***** EXTRACTED MATERIAL *****

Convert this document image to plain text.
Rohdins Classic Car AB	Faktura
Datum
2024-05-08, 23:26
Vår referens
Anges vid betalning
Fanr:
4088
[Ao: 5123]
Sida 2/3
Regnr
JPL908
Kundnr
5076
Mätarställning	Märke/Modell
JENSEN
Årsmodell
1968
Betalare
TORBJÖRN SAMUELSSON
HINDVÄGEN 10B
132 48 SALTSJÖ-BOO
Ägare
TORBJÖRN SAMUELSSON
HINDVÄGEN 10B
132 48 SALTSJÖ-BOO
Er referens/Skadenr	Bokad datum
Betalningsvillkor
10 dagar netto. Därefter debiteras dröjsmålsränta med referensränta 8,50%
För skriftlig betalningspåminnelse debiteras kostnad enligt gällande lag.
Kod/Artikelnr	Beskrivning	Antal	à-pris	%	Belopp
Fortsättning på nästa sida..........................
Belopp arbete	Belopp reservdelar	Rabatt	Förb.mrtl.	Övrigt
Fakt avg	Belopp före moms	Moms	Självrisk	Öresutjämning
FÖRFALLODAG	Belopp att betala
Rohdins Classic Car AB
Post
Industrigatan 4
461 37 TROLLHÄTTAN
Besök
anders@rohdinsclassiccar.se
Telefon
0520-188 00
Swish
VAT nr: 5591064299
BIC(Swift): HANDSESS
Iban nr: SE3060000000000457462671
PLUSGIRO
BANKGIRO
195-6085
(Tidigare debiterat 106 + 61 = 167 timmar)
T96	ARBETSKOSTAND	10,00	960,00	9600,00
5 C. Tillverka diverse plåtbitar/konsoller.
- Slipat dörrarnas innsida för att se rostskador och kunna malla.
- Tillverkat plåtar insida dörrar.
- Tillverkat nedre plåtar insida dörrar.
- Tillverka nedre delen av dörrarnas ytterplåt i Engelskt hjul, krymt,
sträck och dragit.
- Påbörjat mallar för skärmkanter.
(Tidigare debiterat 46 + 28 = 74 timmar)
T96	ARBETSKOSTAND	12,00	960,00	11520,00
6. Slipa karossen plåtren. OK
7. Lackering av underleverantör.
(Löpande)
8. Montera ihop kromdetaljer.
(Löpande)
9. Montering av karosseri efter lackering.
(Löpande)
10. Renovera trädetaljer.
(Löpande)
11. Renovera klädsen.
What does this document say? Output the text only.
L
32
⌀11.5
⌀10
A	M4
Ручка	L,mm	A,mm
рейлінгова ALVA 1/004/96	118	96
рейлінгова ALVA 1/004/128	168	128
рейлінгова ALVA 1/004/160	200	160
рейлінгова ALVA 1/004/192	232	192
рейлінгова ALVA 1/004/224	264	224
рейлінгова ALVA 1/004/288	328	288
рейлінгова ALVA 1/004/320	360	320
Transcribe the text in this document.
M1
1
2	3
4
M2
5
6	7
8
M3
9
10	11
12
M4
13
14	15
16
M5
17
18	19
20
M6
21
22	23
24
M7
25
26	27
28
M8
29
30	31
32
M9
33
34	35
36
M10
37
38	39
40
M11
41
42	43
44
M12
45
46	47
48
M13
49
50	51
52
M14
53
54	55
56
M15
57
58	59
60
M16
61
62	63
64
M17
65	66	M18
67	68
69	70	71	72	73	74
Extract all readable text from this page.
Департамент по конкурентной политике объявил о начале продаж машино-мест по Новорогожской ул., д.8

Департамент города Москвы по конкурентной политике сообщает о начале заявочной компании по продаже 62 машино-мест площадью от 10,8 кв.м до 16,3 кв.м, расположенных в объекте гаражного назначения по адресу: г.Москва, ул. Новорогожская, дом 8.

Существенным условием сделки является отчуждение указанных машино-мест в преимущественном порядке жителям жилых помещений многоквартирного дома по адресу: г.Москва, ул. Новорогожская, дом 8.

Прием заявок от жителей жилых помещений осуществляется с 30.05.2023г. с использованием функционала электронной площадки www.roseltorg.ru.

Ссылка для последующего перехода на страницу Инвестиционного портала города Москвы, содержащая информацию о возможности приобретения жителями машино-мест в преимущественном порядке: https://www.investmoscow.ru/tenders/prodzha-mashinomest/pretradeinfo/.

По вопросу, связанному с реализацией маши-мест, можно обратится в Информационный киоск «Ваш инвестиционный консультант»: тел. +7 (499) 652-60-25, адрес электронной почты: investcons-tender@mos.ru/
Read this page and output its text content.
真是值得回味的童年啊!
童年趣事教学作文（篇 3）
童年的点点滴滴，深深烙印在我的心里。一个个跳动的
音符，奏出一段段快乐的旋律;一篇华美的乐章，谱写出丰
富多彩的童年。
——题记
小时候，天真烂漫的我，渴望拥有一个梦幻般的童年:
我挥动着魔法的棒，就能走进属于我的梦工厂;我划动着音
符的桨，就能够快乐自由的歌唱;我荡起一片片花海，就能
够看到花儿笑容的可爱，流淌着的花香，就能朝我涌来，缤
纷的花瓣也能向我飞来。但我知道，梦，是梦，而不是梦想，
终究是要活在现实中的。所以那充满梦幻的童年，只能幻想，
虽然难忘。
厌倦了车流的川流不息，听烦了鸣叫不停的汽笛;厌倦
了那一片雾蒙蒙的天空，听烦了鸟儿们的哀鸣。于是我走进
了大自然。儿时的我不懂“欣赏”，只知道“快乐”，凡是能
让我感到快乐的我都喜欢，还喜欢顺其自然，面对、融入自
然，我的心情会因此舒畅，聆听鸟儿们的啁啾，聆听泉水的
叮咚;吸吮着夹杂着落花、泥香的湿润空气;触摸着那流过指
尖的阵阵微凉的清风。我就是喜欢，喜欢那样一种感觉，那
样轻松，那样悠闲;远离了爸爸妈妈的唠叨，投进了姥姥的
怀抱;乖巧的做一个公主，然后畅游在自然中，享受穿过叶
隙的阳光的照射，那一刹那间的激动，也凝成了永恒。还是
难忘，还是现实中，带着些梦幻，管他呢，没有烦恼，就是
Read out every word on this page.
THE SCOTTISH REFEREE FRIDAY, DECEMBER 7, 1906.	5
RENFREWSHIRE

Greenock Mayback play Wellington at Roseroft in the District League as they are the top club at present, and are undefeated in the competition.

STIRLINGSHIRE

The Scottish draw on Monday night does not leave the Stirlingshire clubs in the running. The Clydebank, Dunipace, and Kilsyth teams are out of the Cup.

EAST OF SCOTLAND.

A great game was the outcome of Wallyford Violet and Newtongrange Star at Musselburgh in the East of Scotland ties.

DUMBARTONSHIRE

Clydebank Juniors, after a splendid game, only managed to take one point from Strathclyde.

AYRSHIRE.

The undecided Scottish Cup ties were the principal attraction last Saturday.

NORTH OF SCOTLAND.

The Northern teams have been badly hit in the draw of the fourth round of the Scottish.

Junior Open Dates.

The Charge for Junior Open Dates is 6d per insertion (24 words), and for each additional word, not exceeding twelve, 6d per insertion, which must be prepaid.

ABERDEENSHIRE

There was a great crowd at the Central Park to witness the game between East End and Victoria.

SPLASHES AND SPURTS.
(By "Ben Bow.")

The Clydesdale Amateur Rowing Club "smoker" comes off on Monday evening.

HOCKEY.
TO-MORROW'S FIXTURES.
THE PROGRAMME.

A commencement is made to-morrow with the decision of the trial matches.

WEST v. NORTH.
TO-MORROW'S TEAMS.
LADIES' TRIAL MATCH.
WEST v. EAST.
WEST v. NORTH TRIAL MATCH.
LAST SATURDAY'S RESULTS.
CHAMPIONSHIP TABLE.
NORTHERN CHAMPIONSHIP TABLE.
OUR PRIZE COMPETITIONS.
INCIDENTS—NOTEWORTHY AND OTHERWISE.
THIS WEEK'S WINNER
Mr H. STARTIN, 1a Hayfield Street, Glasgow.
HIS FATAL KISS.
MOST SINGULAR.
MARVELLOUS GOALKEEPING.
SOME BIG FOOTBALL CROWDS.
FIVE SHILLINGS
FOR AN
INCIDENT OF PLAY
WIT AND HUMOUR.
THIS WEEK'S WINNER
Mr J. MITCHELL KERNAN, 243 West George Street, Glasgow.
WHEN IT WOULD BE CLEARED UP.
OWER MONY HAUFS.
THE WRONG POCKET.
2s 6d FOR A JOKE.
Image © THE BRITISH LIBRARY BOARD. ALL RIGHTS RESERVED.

*****

▶ _WORK TO COMPLETE_: Read the entries and show each line that mentions "does".

▶ _THE SOLUTION_:
What does this document say? Output the text only.
The Scottish draw on Monday night does not leave the Stirlingshire clubs in the running. The Clydebank, Dunipace, and Kilsyth teams are out of the Cup.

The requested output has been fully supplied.